Tareas por hacer ->
A – Copia el texto sobre ALAS de "ALAS, paradigma de" a "el planeta Marte." y cambia "Marte" por "Júpiter".
B – Escribe cómo sigue el texto sobre ALAS a partir de su última frase.

ALAS, paradigma de concienciación ambiental

Inauguramos el 2021. Nos encontramos en un espacio y tiempo donde la tecnología, los robots, sistemas, satélites y bytes lo inundan todo. El reciclaje continuo está a la orden del día. Parece que si no tienes un móvil de última generación eres algo así como un despojo humano. Resulta fascinante ver cómo después de que un equipo de científicos chinos cultivaba, con gran éxito, una planta de algodón en la superficie lunar, otro grupo de investigadores venía a demostrar que también será posible cultivar alimentos y plantas en el planeta Marte.

Datos extraídos ->
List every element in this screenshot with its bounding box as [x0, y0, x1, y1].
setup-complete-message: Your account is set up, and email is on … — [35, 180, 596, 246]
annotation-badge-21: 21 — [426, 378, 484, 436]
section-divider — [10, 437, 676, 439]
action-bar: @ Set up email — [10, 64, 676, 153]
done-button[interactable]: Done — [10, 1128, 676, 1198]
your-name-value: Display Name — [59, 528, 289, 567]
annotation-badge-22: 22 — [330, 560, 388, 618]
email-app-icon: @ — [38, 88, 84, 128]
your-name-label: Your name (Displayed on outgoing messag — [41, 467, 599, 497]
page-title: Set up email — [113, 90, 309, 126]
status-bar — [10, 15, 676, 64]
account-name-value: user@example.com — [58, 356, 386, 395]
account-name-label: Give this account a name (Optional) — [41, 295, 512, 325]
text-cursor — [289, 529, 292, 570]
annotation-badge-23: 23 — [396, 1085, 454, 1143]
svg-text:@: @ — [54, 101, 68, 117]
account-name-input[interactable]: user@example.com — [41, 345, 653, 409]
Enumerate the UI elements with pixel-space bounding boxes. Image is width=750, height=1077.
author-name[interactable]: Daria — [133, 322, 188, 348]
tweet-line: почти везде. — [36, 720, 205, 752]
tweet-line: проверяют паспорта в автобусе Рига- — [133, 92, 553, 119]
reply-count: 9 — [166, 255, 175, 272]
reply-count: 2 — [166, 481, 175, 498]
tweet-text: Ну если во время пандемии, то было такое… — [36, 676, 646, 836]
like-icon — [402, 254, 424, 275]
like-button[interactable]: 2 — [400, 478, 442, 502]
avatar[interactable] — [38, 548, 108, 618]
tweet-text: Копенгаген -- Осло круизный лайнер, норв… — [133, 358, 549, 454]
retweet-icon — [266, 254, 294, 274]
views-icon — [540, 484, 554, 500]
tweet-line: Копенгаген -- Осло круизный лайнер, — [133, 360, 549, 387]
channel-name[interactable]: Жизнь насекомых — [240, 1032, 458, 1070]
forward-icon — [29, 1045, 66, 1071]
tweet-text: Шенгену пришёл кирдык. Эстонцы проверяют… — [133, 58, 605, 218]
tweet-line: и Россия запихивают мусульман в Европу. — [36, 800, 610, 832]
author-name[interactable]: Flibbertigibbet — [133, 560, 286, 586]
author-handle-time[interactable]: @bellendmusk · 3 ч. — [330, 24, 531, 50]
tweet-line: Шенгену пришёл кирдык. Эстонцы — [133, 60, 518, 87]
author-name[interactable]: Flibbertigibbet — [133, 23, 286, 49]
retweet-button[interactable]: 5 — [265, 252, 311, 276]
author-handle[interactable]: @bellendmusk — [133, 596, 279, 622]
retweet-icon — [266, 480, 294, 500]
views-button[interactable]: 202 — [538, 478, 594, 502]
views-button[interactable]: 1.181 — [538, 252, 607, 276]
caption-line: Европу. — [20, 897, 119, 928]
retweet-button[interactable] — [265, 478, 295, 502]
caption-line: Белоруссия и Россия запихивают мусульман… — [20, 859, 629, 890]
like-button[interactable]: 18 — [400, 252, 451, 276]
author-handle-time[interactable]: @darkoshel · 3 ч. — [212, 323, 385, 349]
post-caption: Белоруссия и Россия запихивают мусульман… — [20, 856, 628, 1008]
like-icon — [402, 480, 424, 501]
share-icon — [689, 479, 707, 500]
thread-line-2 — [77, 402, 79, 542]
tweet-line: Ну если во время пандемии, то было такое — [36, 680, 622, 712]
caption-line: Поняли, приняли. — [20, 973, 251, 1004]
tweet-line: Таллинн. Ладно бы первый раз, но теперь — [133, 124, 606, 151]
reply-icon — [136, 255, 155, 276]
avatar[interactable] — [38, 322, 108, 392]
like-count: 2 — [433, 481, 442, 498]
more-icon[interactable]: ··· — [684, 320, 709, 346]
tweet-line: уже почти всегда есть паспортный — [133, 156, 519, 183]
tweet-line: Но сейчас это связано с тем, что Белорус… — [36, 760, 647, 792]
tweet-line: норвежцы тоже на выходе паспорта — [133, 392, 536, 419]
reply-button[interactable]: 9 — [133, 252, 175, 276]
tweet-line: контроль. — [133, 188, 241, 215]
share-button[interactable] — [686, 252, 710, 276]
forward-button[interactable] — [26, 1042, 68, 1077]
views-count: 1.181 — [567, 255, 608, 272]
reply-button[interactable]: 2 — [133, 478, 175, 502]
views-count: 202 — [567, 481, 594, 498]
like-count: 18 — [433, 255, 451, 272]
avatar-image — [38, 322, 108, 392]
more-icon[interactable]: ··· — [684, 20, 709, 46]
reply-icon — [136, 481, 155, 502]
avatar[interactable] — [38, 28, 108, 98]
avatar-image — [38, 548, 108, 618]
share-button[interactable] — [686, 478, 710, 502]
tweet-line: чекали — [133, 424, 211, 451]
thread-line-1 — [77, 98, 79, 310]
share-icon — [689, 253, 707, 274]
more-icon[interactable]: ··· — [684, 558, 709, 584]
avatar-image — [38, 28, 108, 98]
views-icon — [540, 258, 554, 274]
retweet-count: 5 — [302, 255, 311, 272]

Respuestas del ejercicio ->
A –
ALAS, paradigma de concienciación ambiental

Inauguramos el 2021. Nos encontramos en un espacio y tiempo donde la tecnología, los robots, sistemas, satélites y bytes lo inundan todo. El reciclaje continuo está a la orden del día. Parece que si no tienes un móvil de última generación eres algo así como un despojo humano. Resulta fascinante ver cómo después de que un equipo de científicos chinos cultivaba, con gran éxito, una planta de algodón en la superficie lunar, otro grupo de investigadores venía a demostrar que también será posible cultivar alimentos y plantas en el planeta Júpiter.

B –
Los avances tecnológicos se multiplican, lo podemos ver en cada feria virtual o face to face que visitamos —cuando esta pandemia nos da tregua—, pero también es verdad que hoy más que nunca, el progreso huele a algo extraño. Avanzamos, pero continuamos expoliando la naturaleza y los espacios verdes a nuestro paso, olvidándonos de dar las gracias al aire porque nos permite respirar, al agua que hace crecer nuestras plantas, y al sol que nos ilumina y permite la vida en este planeta. Vivimos en un milenio en el que el extraordinario progreso científico, material y técnico, paradójicamente, no alcanza a superar el terrible retraso moral en el que nos sumergimos día a día.

En este escenario, desde la revista Tecnogarden queremos poner en valor el trabajo de ALAS (Alianza por una Agricultura Sostenible), plataforma en la que están representadas organizaciones de prácticamente todo el sector productivo agrícola a nivel nacional como Asaja, UPA, Cooperativas Agroalimentarias, Fepex o AEAC. Esta agrupación, desde su creación, ha marcado el camino hacia un modelo científico de producción sostenible, trasladando el mensaje de la necesidad de cuidar nuestro medioambiente.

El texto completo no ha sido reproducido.